* _GOAL_: Write out the stretch of the material from the line containing "335, 206, 341]" through the line containing "213, 401, 224]", replacing "mean" with "average" and leaving everything else as it is.

A block of data
start

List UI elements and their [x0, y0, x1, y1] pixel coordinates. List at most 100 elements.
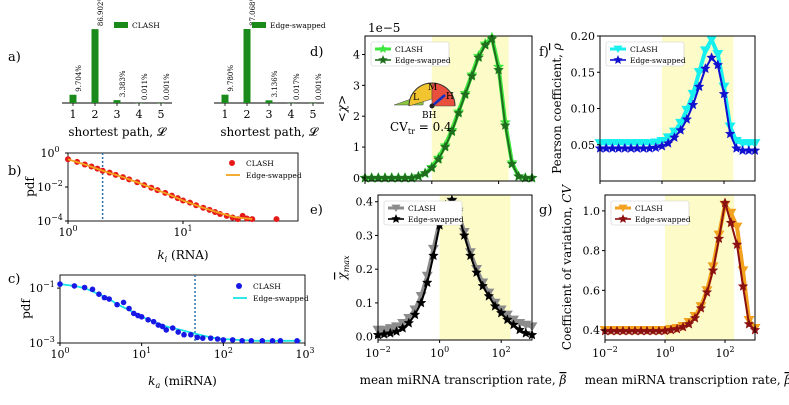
c-clash-point-24	[199, 335, 206, 341]
e-edge-marker-7	[409, 309, 421, 320]
g-ytick-label-4: 1.0	[583, 205, 601, 218]
g-xlabel: mean miRNA transcription rate, β	[585, 373, 789, 387]
e-edge-marker-6	[403, 317, 415, 328]
b-legend-clash-text: CLASH	[246, 159, 274, 168]
e-legend-edge-marker	[391, 213, 401, 224]
f-ylabel: Pearson coefficient, ρ	[550, 43, 564, 174]
f-clash-marker-15	[681, 105, 693, 115]
e-edge-marker-15	[459, 229, 470, 240]
g-clash-marker-24	[737, 266, 749, 276]
e-legend-clash-marker	[391, 204, 401, 213]
c-clash-point-33	[277, 338, 284, 344]
c-clash-point-6	[101, 294, 108, 301]
c-clash-point-7	[106, 296, 112, 302]
c-legend-clash-text: CLASH	[253, 282, 281, 291]
f-edge-marker-23	[731, 142, 742, 153]
e-ytick-label-5: 0.4	[356, 196, 374, 209]
g-ytick-label-3: 0.8	[583, 245, 601, 258]
gauge-label-h: H	[446, 92, 454, 102]
c-clash-point-25	[207, 335, 214, 341]
gauge-label-m: M	[428, 83, 437, 93]
a2-xlabel: shortest path, 𝓛	[220, 125, 319, 139]
panel-d-exponent: 1e−5	[368, 21, 400, 35]
plots-group: 1 9.704% 2 86.902% 3 3.383% 4 0.011% 5 0.001% shor…	[19, 0, 789, 390]
a2-value-label-1: 9.780%	[227, 65, 235, 92]
c-clash-point-11	[130, 310, 137, 317]
c-xtick-label-3: 102	[214, 346, 233, 361]
d-edge-marker-23	[506, 158, 518, 169]
panel-f-label: f)	[539, 45, 549, 60]
g-edge-marker-21	[719, 197, 731, 208]
e-edge-marker-9	[422, 277, 433, 288]
a2-value-label-2: 87.068%	[249, 0, 257, 26]
f-ytick-label-3: 0.15	[571, 66, 596, 79]
a2-tick-label-1: 1	[222, 108, 229, 121]
c-clash-point-22	[188, 331, 194, 338]
f-legend-edge-text: Edge-swapped	[630, 56, 686, 65]
d-edge-marker-9	[413, 170, 424, 181]
c-xtick-label-4: 103	[295, 346, 314, 361]
e-edge-marker-19	[483, 290, 495, 301]
g-legend-clash-text: CLASH	[635, 204, 663, 213]
e-edge-marker-23	[508, 319, 519, 330]
f-ytick-label-4: 0.20	[571, 30, 596, 43]
g-legend-clash-marker	[618, 204, 628, 213]
g-xtick-label-3: 102	[715, 345, 734, 360]
a1-value-label-3: 3.383%	[119, 70, 127, 97]
f-clash-marker-20	[712, 50, 724, 60]
g-edge-marker-15	[683, 318, 695, 329]
a2-value-label-3: 3.136%	[271, 70, 279, 97]
c-clash-point-23	[194, 334, 201, 341]
c-clash-point-3	[81, 284, 88, 291]
c-ylabel: pdf	[19, 298, 33, 319]
c-ytick-label-2: 10−3	[29, 335, 55, 350]
c-clash-point-10	[126, 305, 132, 312]
f-edge-marker-15	[681, 113, 693, 124]
g-edge-marker-19	[707, 264, 719, 275]
f-clash-marker-17	[693, 68, 705, 78]
e-edge-marker-10	[428, 250, 439, 261]
c-xtick-label-1: 100	[50, 346, 69, 361]
c-clash-point-13	[138, 314, 145, 320]
f-edge-marker-22	[724, 128, 736, 139]
c-clash-point-34	[294, 338, 300, 344]
g-overlay-frame	[604, 194, 756, 341]
a1-value-label-2: 86.902%	[97, 0, 105, 26]
e-ytick-label-3: 0.2	[356, 263, 374, 276]
e-legend-clash-text: CLASH	[408, 204, 436, 213]
b-xtick-label-2: 101	[173, 224, 192, 239]
b-clash-point-31	[273, 216, 280, 223]
a2-tick-label-2: 2	[244, 108, 251, 121]
g-ytick-label-2: 0.6	[583, 284, 601, 297]
f-edge-marker-11	[656, 140, 668, 151]
a1-bar-1	[69, 94, 77, 103]
c-clash-point-18	[163, 327, 170, 333]
gauge-hub	[429, 103, 435, 109]
g-ytick-label-1: 0.4	[583, 324, 601, 337]
d-edge-marker-11	[426, 162, 438, 173]
a1-tick-label-1: 1	[70, 108, 77, 121]
gauge-needle	[431, 94, 446, 107]
panel-d-label: d)	[310, 45, 323, 60]
f-clash-marker-19	[706, 35, 718, 45]
d-legend-edge-marker	[378, 54, 388, 65]
c-frame	[59, 274, 306, 344]
f-clash-marker-14	[675, 118, 687, 128]
a2-value-label-5: 0.001%	[315, 73, 323, 100]
panel-a-label: a)	[8, 50, 21, 65]
d-legend-clash-text: CLASH	[395, 45, 423, 54]
e-edge-marker-8	[415, 297, 427, 308]
d-edge-marker-10	[419, 167, 431, 178]
g-edge-marker-22	[725, 217, 737, 228]
d-legend-edge-text: Edge-swapped	[395, 56, 451, 65]
d-edge-marker-22	[500, 119, 511, 130]
c-ytick-label-1: 10−1	[29, 280, 55, 295]
e-edge-marker-20	[489, 300, 501, 311]
c-clash-point-19	[169, 325, 176, 331]
d-edge-marker-20	[486, 33, 498, 44]
c-clash-point-1	[57, 281, 63, 287]
c-legend-clash-marker	[236, 283, 242, 289]
e-edge-marker-17	[471, 267, 482, 278]
f-ytick-label-2: 0.10	[571, 103, 596, 116]
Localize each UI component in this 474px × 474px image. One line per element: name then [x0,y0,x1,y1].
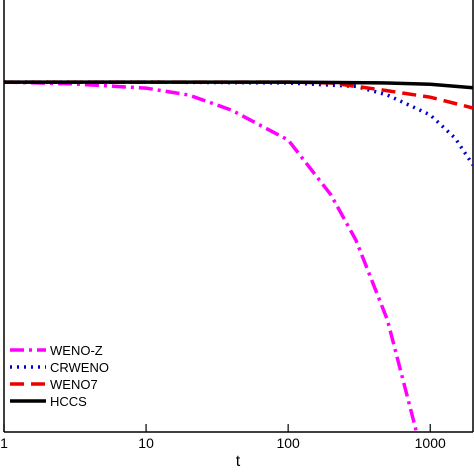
x-axis-label: t [236,453,241,470]
legend-label: HCCS [50,394,87,409]
x-tick-label: 1000 [415,435,446,451]
legend-label: WENO7 [50,377,98,392]
x-tick-label: 10 [138,435,154,451]
x-tick-label: 100 [276,435,300,451]
legend-label: CRWENO [50,360,109,375]
x-tick-label: 1 [0,435,8,451]
series-line [4,80,419,432]
series-line [4,80,473,110]
legend-label: WENO-Z [50,343,103,358]
series-line [4,80,473,90]
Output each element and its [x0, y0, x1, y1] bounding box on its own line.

end

* _SOLUTION TO THIS PROBLEM_:
c-clash-point-24	[199, 335, 206, 341]
e-edge-marker-7	[409, 309, 421, 320]
g-ytick-label-4: 1.0	[583, 205, 601, 218]
g-xlabel: average miRNA transcription rate, β	[585, 373, 789, 387]
e-edge-marker-6	[403, 317, 415, 328]
b-legend-clash-text: CLASH	[246, 159, 274, 168]
e-legend-edge-marker	[391, 213, 401, 224]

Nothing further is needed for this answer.